WHAT TO PRODUCE
Return every line of the data below verbatim, changing nothing and leaving nothing out.

═════ MATERIAL PROVIDED

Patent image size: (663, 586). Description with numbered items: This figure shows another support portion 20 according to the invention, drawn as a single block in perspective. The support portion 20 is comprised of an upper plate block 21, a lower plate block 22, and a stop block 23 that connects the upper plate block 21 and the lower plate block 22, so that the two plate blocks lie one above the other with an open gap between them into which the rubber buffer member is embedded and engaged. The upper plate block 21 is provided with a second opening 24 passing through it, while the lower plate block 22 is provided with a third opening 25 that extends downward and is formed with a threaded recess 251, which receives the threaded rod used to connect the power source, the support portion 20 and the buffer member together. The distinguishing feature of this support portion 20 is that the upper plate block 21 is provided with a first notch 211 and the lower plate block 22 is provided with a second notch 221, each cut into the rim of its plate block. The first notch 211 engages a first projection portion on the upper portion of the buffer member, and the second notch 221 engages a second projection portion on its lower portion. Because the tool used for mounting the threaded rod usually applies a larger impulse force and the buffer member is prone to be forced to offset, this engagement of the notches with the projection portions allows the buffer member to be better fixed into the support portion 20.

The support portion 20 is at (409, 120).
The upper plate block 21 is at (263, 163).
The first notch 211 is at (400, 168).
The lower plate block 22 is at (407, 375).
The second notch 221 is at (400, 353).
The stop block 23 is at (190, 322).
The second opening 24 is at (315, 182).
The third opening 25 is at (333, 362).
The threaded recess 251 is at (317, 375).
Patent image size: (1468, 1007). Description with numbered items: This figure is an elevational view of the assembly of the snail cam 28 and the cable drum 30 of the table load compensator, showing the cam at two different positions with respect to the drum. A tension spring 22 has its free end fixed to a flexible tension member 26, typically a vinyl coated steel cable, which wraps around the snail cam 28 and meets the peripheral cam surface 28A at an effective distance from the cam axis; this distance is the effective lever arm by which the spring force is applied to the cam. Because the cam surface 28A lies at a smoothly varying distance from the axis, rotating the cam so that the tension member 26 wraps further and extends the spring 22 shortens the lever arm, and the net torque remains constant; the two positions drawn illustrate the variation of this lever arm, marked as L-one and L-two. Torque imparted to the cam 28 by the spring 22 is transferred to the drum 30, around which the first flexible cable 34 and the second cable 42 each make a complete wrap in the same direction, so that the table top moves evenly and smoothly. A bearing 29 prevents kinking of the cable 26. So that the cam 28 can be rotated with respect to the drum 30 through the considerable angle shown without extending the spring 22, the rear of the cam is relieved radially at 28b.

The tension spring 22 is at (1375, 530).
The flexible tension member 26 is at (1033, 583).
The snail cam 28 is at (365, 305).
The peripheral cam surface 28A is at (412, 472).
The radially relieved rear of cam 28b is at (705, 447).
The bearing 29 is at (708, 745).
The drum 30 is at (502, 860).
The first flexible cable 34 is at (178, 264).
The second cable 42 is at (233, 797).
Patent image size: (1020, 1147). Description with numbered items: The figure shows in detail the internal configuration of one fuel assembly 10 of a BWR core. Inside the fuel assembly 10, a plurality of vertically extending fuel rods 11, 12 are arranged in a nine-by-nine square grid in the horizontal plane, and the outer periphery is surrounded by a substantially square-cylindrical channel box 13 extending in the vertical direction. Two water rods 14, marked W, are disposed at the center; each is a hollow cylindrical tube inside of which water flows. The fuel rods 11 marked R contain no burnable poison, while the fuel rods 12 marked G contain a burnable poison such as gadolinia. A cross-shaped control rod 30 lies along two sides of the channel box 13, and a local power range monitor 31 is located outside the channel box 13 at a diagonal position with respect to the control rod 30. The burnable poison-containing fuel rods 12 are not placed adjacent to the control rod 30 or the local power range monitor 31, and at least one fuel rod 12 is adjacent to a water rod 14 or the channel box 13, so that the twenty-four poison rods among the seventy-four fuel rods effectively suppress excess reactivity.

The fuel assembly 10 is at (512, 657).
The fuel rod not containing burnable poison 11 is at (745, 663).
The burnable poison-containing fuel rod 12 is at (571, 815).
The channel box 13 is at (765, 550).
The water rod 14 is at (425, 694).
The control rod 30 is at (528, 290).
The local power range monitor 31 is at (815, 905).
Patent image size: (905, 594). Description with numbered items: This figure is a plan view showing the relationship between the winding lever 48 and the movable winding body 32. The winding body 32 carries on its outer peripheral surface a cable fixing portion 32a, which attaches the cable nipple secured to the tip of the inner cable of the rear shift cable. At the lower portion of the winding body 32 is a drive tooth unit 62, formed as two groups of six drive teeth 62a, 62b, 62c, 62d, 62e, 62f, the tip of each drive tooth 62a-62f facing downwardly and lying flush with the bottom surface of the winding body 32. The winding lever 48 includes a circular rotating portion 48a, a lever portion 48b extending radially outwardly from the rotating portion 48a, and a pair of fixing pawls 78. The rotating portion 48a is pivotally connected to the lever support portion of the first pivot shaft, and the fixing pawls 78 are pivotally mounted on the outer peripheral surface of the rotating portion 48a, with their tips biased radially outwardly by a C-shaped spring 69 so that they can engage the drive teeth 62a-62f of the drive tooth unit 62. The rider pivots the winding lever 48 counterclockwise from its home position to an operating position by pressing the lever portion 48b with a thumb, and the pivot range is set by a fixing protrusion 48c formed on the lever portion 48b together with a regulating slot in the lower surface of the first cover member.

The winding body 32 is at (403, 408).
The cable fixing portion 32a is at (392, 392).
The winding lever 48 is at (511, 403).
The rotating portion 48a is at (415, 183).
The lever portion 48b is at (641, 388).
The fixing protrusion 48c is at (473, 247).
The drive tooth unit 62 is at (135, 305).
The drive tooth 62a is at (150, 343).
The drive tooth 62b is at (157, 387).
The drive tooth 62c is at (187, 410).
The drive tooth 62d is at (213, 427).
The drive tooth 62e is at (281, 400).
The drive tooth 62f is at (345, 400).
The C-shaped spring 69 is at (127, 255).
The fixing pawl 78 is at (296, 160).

══════════

RESULT BELOW
Patent image size: (663, 586). Description with numbered items: This figure shows another support portion 20 according to the invention, drawn as a single block in perspective. The support portion 20 is comprised of an upper plate block 21, a lower plate block 22, and a stop block 23 that connects the upper plate block 21 and the lower plate block 22, so that the two plate blocks lie one above the other with an open gap between them into which the rubber buffer member is embedded and engaged. The upper plate block 21 is provided with a second opening 24 passing through it, while the lower plate block 22 is provided with a third opening 25 that extends downward and is formed with a threaded recess 251, which receives the threaded rod used to connect the power source, the support portion 20 and the buffer member together. The distinguishing feature of this support portion 20 is that the upper plate block 21 is provided with a first notch 211 and the lower plate block 22 is provided with a second notch 221, each cut into the rim of its plate block. The first notch 211 engages a first projection portion on the upper portion of the buffer member, and the second notch 221 engages a second projection portion on its lower portion. Because the tool used for mounting the threaded rod usually applies a larger impulse force and the buffer member is prone to be forced to offset, this engagement of the notches with the projection portions allows the buffer member to be better fixed into the support portion 20.

The support portion 20 is at (409, 120).
The upper plate block 21 is at (263, 163).
The first notch 211 is at (400, 168).
The lower plate block 22 is at (407, 375).
The second notch 221 is at (400, 353).
The stop block 23 is at (190, 322).
The second opening 24 is at (315, 182).
The third opening 25 is at (333, 362).
The threaded recess 251 is at (317, 375).
Patent image size: (1468, 1007). Description with numbered items: This figure is an elevational view of the assembly of the snail cam 28 and the cable drum 30 of the table load compensator, showing the cam at two different positions with respect to the drum. A tension spring 22 has its free end fixed to a flexible tension member 26, typically a vinyl coated steel cable, which wraps around the snail cam 28 and meets the peripheral cam surface 28A at an effective distance from the cam axis; this distance is the effective lever arm by which the spring force is applied to the cam. Because the cam surface 28A lies at a smoothly varying distance from the axis, rotating the cam so that the tension member 26 wraps further and extends the spring 22 shortens the lever arm, and the net torque remains constant; the two positions drawn illustrate the variation of this lever arm, marked as L-one and L-two. Torque imparted to the cam 28 by the spring 22 is transferred to the drum 30, around which the first flexible cable 34 and the second cable 42 each make a complete wrap in the same direction, so that the table top moves evenly and smoothly. A bearing 29 prevents kinking of the cable 26. So that the cam 28 can be rotated with respect to the drum 30 through the considerable angle shown without extending the spring 22, the rear of the cam is relieved radially at 28b.

The tension spring 22 is at (1375, 530).
The flexible tension member 26 is at (1033, 583).
The snail cam 28 is at (365, 305).
The peripheral cam surface 28A is at (412, 472).
The radially relieved rear of cam 28b is at (705, 447).
The bearing 29 is at (708, 745).
The drum 30 is at (502, 860).
The first flexible cable 34 is at (178, 264).
The second cable 42 is at (233, 797).
Patent image size: (1020, 1147). Description with numbered items: The figure shows in detail the internal configuration of one fuel assembly 10 of a BWR core. Inside the fuel assembly 10, a plurality of vertically extending fuel rods 11, 12 are arranged in a nine-by-nine square grid in the horizontal plane, and the outer periphery is surrounded by a substantially square-cylindrical channel box 13 extending in the vertical direction. Two water rods 14, marked W, are disposed at the center; each is a hollow cylindrical tube inside of which water flows. The fuel rods 11 marked R contain no burnable poison, while the fuel rods 12 marked G contain a burnable poison such as gadolinia. A cross-shaped control rod 30 lies along two sides of the channel box 13, and a local power range monitor 31 is located outside the channel box 13 at a diagonal position with respect to the control rod 30. The burnable poison-containing fuel rods 12 are not placed adjacent to the control rod 30 or the local power range monitor 31, and at least one fuel rod 12 is adjacent to a water rod 14 or the channel box 13, so that the twenty-four poison rods among the seventy-four fuel rods effectively suppress excess reactivity.

The fuel assembly 10 is at (512, 657).
The fuel rod not containing burnable poison 11 is at (745, 663).
The burnable poison-containing fuel rod 12 is at (571, 815).
The channel box 13 is at (765, 550).
The water rod 14 is at (425, 694).
The control rod 30 is at (528, 290).
The local power range monitor 31 is at (815, 905).
Patent image size: (905, 594). Description with numbered items: This figure is a plan view showing the relationship between the winding lever 48 and the movable winding body 32. The winding body 32 carries on its outer peripheral surface a cable fixing portion 32a, which attaches the cable nipple secured to the tip of the inner cable of the rear shift cable. At the lower portion of the winding body 32 is a drive tooth unit 62, formed as two groups of six drive teeth 62a, 62b, 62c, 62d, 62e, 62f, the tip of each drive tooth 62a-62f facing downwardly and lying flush with the bottom surface of the winding body 32. The winding lever 48 includes a circular rotating portion 48a, a lever portion 48b extending radially outwardly from the rotating portion 48a, and a pair of fixing pawls 78. The rotating portion 48a is pivotally connected to the lever support portion of the first pivot shaft, and the fixing pawls 78 are pivotally mounted on the outer peripheral surface of the rotating portion 48a, with their tips biased radially outwardly by a C-shaped spring 69 so that they can engage the drive teeth 62a-62f of the drive tooth unit 62. The rider pivots the winding lever 48 counterclockwise from its home position to an operating position by pressing the lever portion 48b with a thumb, and the pivot range is set by a fixing protrusion 48c formed on the lever portion 48b together with a regulating slot in the lower surface of the first cover member.

The winding body 32 is at (403, 408).
The cable fixing portion 32a is at (392, 392).
The winding lever 48 is at (511, 403).
The rotating portion 48a is at (415, 183).
The lever portion 48b is at (641, 388).
The fixing protrusion 48c is at (473, 247).
The drive tooth unit 62 is at (135, 305).
The drive tooth 62a is at (150, 343).
The drive tooth 62b is at (157, 387).
The drive tooth 62c is at (187, 410).
The drive tooth 62d is at (213, 427).
The drive tooth 62e is at (281, 400).
The drive tooth 62f is at (345, 400).
The C-shaped spring 69 is at (127, 255).
The fixing pawl 78 is at (296, 160).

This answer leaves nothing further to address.